▶ SOURCE RECORDS

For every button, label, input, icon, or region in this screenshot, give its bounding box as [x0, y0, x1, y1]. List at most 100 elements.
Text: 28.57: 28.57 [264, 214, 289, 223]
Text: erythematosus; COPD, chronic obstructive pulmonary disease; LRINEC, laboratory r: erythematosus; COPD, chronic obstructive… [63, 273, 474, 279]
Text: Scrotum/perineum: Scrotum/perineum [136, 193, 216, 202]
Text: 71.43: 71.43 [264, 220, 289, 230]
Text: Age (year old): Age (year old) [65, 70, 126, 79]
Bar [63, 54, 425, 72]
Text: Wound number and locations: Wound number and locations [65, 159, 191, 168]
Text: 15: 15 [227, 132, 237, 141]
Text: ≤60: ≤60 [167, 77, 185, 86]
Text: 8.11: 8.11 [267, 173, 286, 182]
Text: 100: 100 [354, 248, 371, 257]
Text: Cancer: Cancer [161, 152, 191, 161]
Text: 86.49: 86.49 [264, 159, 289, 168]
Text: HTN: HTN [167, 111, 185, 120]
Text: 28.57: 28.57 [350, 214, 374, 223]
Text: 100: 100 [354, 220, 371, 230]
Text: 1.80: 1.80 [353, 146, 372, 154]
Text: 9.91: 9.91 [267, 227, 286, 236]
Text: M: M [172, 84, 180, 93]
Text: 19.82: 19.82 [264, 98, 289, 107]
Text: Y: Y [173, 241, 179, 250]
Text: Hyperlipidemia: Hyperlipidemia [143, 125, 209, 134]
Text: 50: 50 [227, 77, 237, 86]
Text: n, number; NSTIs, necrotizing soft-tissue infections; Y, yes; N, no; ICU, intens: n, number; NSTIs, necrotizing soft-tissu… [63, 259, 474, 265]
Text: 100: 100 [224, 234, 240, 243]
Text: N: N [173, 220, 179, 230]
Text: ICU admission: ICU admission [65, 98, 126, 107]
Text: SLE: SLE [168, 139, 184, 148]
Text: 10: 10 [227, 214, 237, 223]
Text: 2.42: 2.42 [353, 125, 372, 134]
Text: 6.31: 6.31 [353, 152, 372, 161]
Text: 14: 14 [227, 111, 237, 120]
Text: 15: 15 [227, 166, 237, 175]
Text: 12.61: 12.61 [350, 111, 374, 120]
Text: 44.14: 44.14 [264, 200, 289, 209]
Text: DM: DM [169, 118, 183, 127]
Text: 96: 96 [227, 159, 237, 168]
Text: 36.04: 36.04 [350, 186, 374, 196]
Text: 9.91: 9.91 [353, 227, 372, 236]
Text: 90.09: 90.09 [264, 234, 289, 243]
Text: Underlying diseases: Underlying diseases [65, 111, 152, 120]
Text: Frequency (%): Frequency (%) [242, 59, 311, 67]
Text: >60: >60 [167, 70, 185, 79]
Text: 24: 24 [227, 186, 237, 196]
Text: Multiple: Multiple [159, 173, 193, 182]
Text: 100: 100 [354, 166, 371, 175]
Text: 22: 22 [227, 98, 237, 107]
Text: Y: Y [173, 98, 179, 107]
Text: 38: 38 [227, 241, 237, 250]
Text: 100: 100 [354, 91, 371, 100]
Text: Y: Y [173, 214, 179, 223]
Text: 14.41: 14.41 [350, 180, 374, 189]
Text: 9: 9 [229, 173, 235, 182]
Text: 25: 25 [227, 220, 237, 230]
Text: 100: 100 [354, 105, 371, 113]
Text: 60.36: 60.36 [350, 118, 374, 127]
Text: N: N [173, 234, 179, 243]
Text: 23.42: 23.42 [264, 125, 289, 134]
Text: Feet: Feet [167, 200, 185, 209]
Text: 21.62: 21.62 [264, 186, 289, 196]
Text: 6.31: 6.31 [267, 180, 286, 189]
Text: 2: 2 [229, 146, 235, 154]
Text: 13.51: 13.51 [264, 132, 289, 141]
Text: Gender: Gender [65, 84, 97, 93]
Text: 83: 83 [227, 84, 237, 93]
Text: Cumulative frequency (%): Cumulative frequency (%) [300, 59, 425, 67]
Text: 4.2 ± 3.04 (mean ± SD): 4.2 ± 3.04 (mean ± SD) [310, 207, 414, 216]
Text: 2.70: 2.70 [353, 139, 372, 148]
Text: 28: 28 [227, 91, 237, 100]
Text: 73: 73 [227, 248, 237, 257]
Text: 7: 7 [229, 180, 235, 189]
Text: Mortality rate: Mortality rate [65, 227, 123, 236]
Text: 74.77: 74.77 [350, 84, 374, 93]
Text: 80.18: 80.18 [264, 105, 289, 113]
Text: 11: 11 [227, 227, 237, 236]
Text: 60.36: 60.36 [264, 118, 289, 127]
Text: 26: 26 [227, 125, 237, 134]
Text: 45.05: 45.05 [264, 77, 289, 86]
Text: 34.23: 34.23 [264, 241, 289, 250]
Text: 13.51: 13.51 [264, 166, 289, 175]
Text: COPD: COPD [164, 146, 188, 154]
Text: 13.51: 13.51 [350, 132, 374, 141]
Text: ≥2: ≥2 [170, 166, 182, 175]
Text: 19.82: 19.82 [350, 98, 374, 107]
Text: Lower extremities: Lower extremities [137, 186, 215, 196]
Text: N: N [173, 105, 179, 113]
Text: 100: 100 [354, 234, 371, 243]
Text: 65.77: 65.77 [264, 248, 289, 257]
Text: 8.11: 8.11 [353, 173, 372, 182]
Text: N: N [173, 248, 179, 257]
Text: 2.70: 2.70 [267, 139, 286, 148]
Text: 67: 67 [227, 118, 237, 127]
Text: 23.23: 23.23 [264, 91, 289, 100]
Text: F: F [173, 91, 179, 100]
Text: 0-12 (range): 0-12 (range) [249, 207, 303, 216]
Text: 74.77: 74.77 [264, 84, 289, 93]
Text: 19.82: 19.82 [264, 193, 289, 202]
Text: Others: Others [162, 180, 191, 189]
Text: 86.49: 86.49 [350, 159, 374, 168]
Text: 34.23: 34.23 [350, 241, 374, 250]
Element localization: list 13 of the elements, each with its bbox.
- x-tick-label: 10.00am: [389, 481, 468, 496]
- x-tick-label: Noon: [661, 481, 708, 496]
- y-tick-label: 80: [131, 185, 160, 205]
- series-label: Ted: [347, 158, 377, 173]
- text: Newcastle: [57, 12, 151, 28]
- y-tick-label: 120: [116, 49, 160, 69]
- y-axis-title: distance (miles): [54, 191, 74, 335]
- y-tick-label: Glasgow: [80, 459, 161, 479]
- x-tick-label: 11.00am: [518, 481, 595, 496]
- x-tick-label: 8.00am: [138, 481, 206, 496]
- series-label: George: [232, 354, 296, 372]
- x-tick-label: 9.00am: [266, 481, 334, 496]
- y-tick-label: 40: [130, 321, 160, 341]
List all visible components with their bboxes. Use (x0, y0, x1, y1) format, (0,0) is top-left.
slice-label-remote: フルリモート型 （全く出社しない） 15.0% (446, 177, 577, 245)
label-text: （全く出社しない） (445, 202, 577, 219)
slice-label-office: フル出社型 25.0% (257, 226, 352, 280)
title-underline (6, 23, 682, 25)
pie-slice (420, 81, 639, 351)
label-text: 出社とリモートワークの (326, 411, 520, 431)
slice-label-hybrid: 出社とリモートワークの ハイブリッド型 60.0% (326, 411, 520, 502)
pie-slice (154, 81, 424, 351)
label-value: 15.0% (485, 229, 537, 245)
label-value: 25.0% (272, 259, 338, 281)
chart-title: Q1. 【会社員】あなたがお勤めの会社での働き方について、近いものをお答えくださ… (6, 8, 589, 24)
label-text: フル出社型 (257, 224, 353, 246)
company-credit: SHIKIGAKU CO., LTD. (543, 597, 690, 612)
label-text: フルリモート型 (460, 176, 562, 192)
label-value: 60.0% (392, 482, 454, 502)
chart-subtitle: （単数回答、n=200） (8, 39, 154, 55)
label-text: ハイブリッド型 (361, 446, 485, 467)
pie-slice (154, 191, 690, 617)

▶ REQUIREMENT
Can you give the lines of the records as a numbered list, leaving out blank lines, starting at the beginning of the records and going on through the line that contains "Text: Wound number"?

▶ SOLUTION TO THIS TASK
1. For every button, label, input, icon, or region in this screenshot, give its bounding box as [x0, y0, x1, y1]. List at most 100 elements.
2. Text: 28.57: 28.57 [264, 214, 289, 223]
3. Text: erythematosus; COPD, chronic obstructive pulmonary disease; LRINEC, laboratory r: erythematosus; COPD, chronic obstructive… [63, 273, 474, 279]
4. Text: Scrotum/perineum: Scrotum/perineum [136, 193, 216, 202]
5. Text: 71.43: 71.43 [264, 220, 289, 230]
6. Text: Age (year old): Age (year old) [65, 70, 126, 79]
7. Bar [63, 54, 425, 72]
8. Text: Wound number and locations: Wound number and locations [65, 159, 191, 168]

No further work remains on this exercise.